**작업 목표**.
아래 항목 중 "SCScore" 문자열이 포함된 줄을 모두 추출하십시오.

**작업용 데이터**.
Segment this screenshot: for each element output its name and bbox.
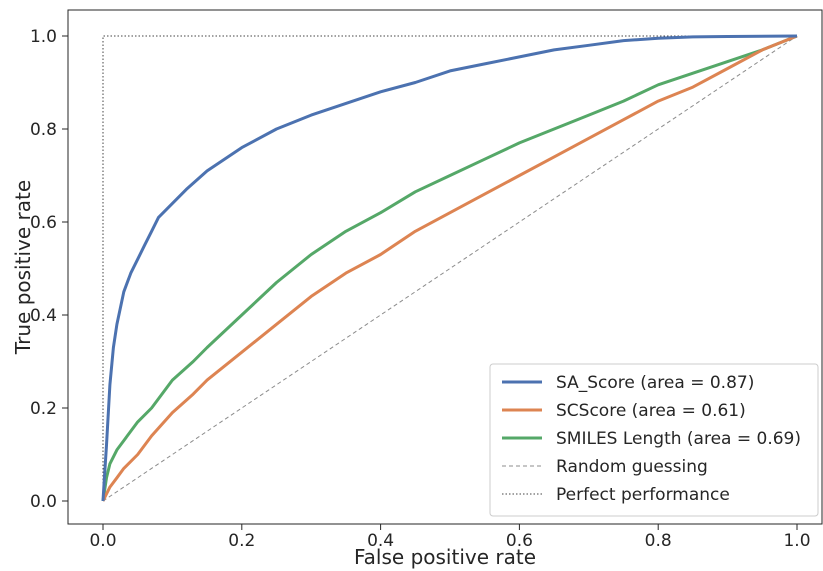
legend-label: SMILES Length (area = 0.69): [556, 429, 801, 449]
y-axis-label: True positive rate: [11, 180, 35, 355]
series-line-1: [101, 34, 798, 502]
x-tick-label: 0.0: [89, 531, 116, 551]
legend: SA_Score (area = 0.87) SCScore (area = 0.…: [489, 363, 819, 517]
y-tick-label: 0.6: [30, 213, 57, 233]
series-line-2: [101, 34, 798, 502]
x-tick-label: 0.6: [506, 531, 533, 551]
x-tick-label: 0.4: [367, 531, 394, 551]
legend-label: SA_Score (area = 0.87): [556, 373, 754, 393]
plot-frame: [67, 9, 823, 525]
y-tick-label: 0.0: [30, 492, 57, 512]
legend-label: SCScore (area = 0.61): [556, 401, 746, 421]
series-layer: [101, 34, 798, 502]
legend-label: Random guessing: [556, 457, 708, 477]
series-line-3: [102, 35, 798, 502]
x-tick-label: 1.0: [783, 531, 810, 551]
x-tick-label: 0.8: [645, 531, 672, 551]
series-line-0: [101, 34, 798, 502]
x-axis-label: False positive rate: [354, 545, 536, 569]
legend-box: [489, 363, 819, 517]
x-tick-label: 0.2: [228, 531, 255, 551]
y-tick-label: 1.0: [30, 27, 57, 47]
legend-label: Perfect performance: [556, 485, 730, 505]
ticks-layer: 0.0 0.2 0.4 0.6 0.8 1.0 0.0 0.2 0.4 0.6 0.8 1.0: [30, 27, 811, 551]
series-line-4: [102, 35, 797, 501]
y-tick-label: 0.8: [30, 120, 57, 140]
y-tick-label: 0.4: [30, 306, 57, 326]
y-tick-label: 0.2: [30, 399, 57, 419]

**연습 정답**.
legend: SA_Score (area = 0.87) SCScore (area = 0.…: [489, 363, 819, 517]
legend-label: SCScore (area = 0.61): [556, 401, 746, 421]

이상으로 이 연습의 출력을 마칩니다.